Provided data »
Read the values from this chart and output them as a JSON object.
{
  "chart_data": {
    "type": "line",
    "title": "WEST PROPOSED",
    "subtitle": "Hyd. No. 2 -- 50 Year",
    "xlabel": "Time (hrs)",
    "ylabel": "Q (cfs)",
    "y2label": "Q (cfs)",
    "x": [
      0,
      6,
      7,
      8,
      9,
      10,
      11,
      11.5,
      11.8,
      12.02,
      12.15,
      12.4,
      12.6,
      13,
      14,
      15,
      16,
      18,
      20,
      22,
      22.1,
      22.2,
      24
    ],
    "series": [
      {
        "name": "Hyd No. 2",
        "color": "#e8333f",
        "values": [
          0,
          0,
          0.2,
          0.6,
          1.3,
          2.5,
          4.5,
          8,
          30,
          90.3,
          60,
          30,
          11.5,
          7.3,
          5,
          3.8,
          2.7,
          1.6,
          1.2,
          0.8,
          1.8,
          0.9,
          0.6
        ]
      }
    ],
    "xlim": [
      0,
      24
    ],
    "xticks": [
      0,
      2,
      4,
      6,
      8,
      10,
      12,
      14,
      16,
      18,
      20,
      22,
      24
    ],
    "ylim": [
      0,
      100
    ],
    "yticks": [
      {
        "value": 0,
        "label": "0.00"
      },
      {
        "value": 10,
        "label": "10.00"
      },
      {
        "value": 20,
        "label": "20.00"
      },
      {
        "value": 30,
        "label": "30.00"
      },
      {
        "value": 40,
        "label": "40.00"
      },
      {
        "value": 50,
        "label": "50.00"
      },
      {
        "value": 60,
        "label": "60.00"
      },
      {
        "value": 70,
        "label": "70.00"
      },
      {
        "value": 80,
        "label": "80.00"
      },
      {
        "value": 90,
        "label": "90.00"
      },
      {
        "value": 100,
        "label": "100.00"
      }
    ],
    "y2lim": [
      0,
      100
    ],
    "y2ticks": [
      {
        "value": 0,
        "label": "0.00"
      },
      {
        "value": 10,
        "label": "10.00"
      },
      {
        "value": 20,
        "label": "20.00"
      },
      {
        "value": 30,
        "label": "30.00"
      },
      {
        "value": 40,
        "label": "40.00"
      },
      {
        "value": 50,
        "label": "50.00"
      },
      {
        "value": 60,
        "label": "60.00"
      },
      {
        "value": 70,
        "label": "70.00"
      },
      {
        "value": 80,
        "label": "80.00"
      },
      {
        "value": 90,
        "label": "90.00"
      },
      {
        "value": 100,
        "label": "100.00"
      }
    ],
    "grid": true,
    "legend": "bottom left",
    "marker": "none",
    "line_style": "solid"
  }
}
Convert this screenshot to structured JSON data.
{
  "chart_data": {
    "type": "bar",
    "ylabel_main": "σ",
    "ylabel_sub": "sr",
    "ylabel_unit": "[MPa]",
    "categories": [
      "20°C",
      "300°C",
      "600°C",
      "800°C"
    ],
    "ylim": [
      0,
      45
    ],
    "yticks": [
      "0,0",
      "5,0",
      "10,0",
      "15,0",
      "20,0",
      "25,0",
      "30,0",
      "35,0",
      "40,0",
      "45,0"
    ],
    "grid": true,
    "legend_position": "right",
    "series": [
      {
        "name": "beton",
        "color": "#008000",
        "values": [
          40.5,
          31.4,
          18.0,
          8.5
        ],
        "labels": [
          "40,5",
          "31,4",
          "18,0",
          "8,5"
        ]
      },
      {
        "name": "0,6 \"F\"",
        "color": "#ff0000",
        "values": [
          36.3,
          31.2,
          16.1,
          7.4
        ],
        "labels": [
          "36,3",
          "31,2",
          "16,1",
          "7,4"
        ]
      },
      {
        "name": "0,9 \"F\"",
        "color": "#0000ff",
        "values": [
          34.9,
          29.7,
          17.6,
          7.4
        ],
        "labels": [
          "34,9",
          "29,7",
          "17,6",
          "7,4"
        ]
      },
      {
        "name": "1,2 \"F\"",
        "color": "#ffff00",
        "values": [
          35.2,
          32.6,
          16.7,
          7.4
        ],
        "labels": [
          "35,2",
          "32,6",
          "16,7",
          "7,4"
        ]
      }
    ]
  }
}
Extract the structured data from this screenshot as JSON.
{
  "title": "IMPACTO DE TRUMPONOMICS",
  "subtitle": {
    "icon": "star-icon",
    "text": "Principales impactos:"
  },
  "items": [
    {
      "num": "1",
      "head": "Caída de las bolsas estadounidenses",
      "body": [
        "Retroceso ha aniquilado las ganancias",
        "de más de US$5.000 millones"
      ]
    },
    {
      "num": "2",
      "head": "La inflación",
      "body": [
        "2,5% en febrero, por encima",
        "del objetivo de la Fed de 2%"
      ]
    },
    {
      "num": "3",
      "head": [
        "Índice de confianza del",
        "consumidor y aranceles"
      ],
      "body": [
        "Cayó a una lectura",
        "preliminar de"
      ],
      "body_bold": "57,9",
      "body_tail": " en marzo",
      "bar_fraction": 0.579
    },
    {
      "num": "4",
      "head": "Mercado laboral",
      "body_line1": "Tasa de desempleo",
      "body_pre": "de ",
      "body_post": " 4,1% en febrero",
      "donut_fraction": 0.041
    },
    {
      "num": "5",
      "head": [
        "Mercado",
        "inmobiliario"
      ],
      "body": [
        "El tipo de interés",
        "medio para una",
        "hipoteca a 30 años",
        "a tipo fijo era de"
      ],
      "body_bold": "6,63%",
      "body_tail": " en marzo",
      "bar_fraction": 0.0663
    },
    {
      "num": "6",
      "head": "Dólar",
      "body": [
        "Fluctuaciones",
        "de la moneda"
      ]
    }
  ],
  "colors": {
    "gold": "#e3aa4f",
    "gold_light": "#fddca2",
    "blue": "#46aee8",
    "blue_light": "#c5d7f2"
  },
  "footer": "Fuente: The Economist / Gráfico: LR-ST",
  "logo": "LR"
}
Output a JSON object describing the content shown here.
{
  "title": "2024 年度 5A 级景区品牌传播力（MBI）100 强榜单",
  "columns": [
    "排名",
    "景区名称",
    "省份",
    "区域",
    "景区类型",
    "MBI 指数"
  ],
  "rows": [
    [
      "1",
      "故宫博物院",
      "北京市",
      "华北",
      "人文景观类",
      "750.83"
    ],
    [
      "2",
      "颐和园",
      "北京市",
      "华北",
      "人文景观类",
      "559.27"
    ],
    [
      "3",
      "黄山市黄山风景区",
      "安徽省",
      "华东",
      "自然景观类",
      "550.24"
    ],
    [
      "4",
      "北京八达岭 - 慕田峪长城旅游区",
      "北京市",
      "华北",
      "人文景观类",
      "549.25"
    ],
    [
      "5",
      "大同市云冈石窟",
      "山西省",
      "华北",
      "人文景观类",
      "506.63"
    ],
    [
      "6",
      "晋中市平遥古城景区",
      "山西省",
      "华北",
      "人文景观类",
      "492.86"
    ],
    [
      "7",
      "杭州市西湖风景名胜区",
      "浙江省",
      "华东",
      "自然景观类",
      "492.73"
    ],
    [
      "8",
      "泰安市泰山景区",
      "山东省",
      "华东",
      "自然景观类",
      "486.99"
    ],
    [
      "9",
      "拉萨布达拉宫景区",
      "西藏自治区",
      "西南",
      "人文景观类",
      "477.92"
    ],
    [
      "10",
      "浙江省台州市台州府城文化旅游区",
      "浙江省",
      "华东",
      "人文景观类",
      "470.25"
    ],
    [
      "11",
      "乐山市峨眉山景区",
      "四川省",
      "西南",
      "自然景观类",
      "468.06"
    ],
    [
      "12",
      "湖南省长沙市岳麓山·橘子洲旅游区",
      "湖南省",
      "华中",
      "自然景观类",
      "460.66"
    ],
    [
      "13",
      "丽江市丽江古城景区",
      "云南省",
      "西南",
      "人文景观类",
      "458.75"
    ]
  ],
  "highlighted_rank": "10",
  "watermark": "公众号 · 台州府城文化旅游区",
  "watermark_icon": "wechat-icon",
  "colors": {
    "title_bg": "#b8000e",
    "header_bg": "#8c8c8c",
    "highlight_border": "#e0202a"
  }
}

Your goal »
Which lines hold the string "febrero"? List them all.

Written answer »
        "2,5% en febrero, por encima",
      "body_post": " 4,1% en febrero",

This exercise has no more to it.